■ Exercise data ■
------------------------------------
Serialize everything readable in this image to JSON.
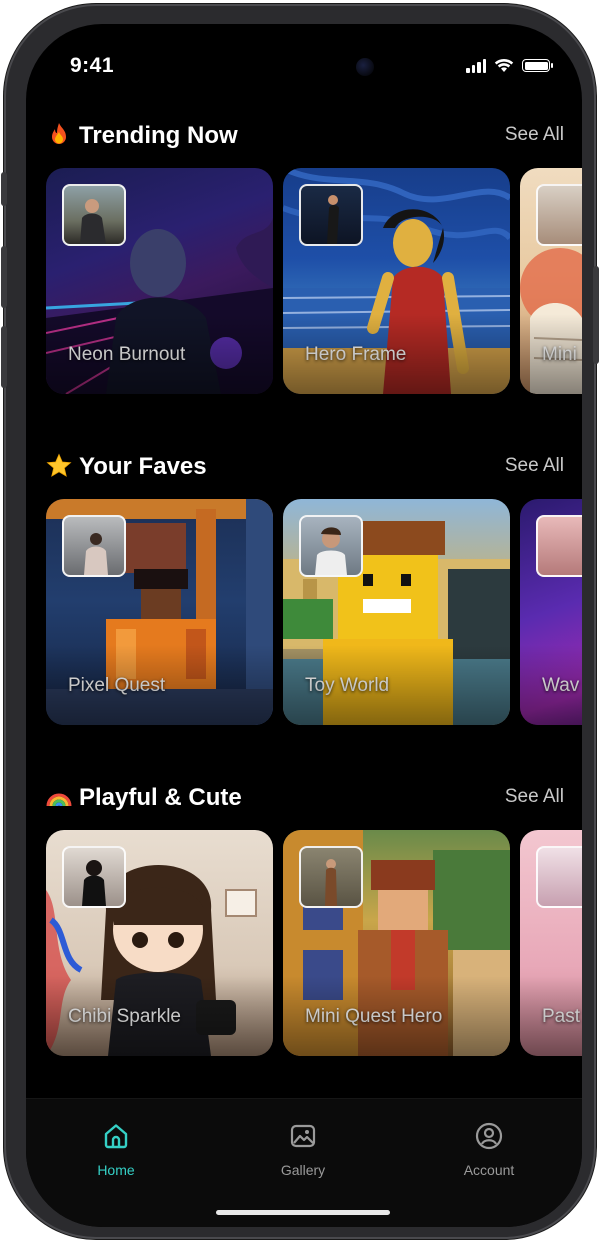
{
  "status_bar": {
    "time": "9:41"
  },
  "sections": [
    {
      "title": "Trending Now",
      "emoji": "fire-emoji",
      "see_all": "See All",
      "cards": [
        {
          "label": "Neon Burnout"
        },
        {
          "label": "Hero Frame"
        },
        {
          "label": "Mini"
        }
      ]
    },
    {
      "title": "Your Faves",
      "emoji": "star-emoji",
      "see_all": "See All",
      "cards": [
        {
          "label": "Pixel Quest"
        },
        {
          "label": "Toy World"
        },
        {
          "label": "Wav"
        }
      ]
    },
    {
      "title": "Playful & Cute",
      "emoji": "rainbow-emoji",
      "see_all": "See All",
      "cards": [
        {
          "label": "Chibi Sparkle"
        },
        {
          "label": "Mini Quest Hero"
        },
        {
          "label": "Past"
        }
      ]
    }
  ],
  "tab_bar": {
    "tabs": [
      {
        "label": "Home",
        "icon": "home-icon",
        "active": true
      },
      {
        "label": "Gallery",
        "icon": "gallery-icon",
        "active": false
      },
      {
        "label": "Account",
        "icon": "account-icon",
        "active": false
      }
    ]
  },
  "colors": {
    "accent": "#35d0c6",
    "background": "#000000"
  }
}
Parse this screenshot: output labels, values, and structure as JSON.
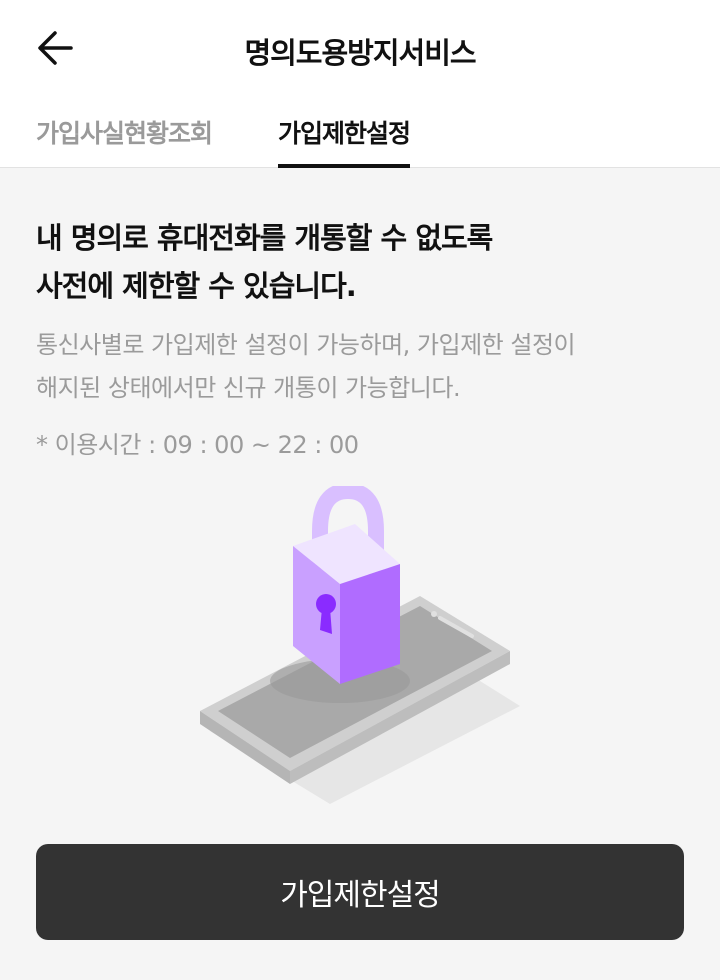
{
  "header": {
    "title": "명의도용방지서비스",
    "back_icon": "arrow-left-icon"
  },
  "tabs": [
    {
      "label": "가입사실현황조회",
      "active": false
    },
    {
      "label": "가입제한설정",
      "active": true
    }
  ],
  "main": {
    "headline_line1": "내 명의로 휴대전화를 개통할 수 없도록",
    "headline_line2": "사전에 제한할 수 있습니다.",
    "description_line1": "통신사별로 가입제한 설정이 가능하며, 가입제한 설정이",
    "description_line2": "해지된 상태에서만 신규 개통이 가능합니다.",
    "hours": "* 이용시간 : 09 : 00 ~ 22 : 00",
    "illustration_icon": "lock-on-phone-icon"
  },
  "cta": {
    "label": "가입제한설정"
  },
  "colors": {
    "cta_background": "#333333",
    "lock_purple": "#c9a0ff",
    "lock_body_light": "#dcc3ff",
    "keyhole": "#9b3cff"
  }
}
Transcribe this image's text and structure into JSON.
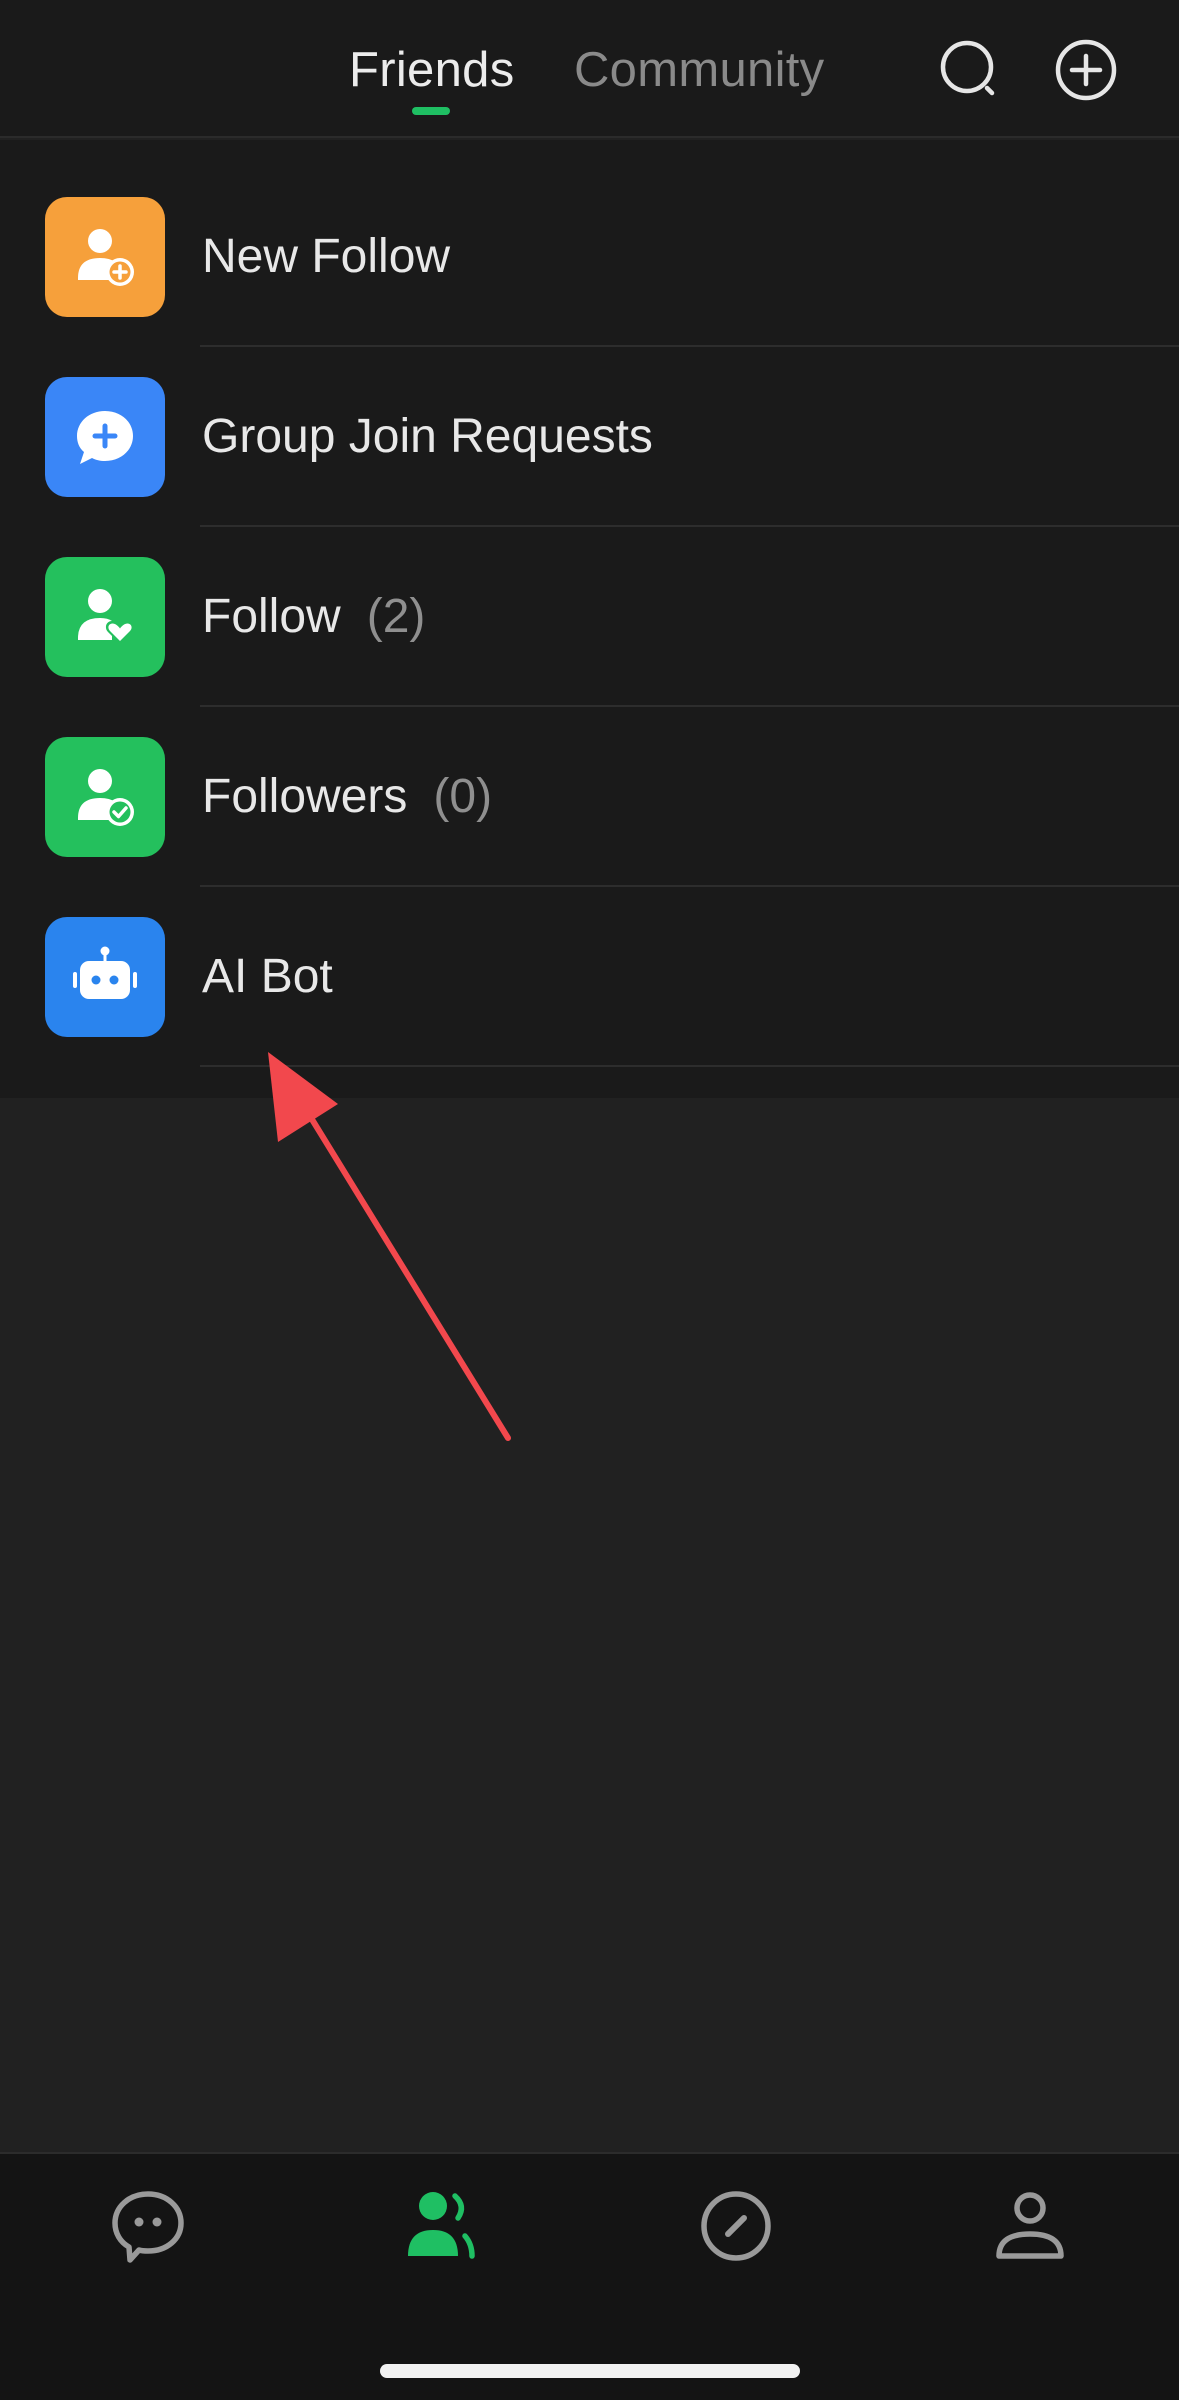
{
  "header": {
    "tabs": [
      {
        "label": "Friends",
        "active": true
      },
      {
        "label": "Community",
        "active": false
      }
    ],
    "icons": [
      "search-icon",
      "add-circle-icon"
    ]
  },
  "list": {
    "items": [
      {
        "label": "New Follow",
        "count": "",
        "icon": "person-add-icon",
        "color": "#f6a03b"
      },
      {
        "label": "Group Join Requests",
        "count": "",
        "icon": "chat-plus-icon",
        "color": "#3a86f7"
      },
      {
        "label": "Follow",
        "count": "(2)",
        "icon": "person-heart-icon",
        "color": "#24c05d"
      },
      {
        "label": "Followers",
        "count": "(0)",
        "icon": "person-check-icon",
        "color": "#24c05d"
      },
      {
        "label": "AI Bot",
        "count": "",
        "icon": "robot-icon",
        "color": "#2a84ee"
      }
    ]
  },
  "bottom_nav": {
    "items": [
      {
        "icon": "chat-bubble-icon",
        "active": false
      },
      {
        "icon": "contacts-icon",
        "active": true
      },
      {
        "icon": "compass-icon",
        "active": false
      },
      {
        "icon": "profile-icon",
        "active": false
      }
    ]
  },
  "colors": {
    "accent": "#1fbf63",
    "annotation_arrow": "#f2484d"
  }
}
------------------------------------
■ What is being asked ■
Report each line of the material above where the word "person" appears.

■ Expected answer ■
        "icon": "person-add-icon",
        "icon": "person-heart-icon",
        "icon": "person-check-icon",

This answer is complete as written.